- What you need to do:
Reproduce every record below exactly as written, leaving out any pictures.

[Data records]
_____

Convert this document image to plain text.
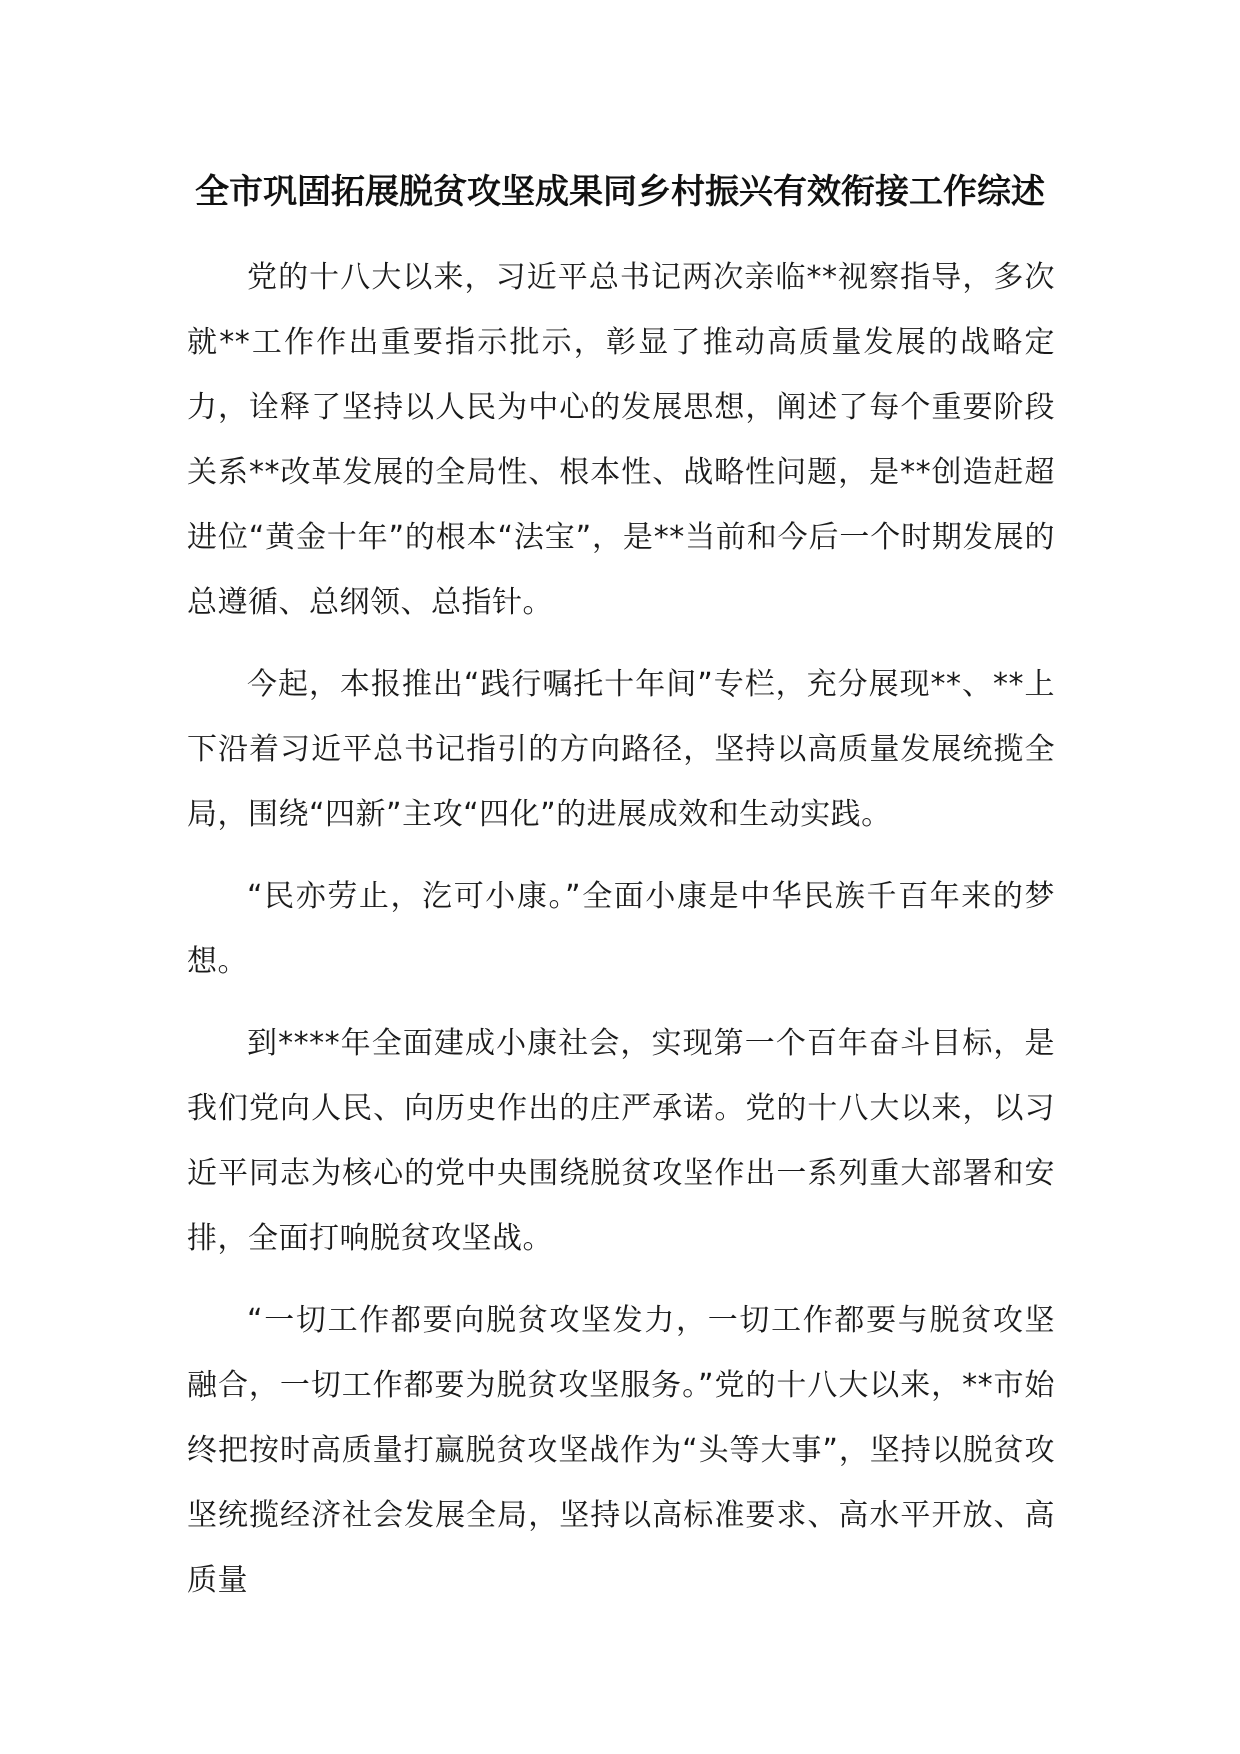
全市巩固拓展脱贫攻坚成果同乡村振兴有效衔接工作综述

党的十八大以来，习近平总书记两次亲临**视察指导，多次就**工作作出重要指示批示，彰显了推动高质量发展的战略定力，诠释了坚持以人民为中心的发展思想，阐述了每个重要阶段关系**改革发展的全局性、根本性、战略性问题，是**创造赶超进位“黄金十年”的根本“法宝”，是**当前和今后一个时期发展的总遵循、总纲领、总指针。

今起，本报推出“践行嘱托十年间”专栏，充分展现**、**上下沿着习近平总书记指引的方向路径，坚持以高质量发展统揽全局，围绕“四新”主攻“四化”的进展成效和生动实践。

“民亦劳止，汔可小康。”全面小康是中华民族千百年来的梦想。

到****年全面建成小康社会，实现第一个百年奋斗目标，是我们党向人民、向历史作出的庄严承诺。党的十八大以来，以习近平同志为核心的党中央围绕脱贫攻坚作出一系列重大部署和安排，全面打响脱贫攻坚战。

“一切工作都要向脱贫攻坚发力，一切工作都要与脱贫攻坚融合，一切工作都要为脱贫攻坚服务。”党的十八大以来，**市始终把按时高质量打赢脱贫攻坚战作为“头等大事”，坚持以脱贫攻坚统揽经济社会发展全局，坚持以高标准要求、高水平开放、高质量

_____

- Expected output:
Convert this document image to plain text.
全市巩固拓展脱贫攻坚成果同乡村振兴有效衔接工作综述

党的十八大以来，习近平总书记两次亲临**视察指导，多次就**工作作出重要指示批示，彰显了推动高质量发展的战略定力，诠释了坚持以人民为中心的发展思想，阐述了每个重要阶段关系**改革发展的全局性、根本性、战略性问题，是**创造赶超进位“黄金十年”的根本“法宝”，是**当前和今后一个时期发展的总遵循、总纲领、总指针。

今起，本报推出“践行嘱托十年间”专栏，充分展现**、**上下沿着习近平总书记指引的方向路径，坚持以高质量发展统揽全局，围绕“四新”主攻“四化”的进展成效和生动实践。

“民亦劳止，汔可小康。”全面小康是中华民族千百年来的梦想。

到****年全面建成小康社会，实现第一个百年奋斗目标，是我们党向人民、向历史作出的庄严承诺。党的十八大以来，以习近平同志为核心的党中央围绕脱贫攻坚作出一系列重大部署和安排，全面打响脱贫攻坚战。

“一切工作都要向脱贫攻坚发力，一切工作都要与脱贫攻坚融合，一切工作都要为脱贫攻坚服务。”党的十八大以来，**市始终把按时高质量打赢脱贫攻坚战作为“头等大事”，坚持以脱贫攻坚统揽经济社会发展全局，坚持以高标准要求、高水平开放、高质量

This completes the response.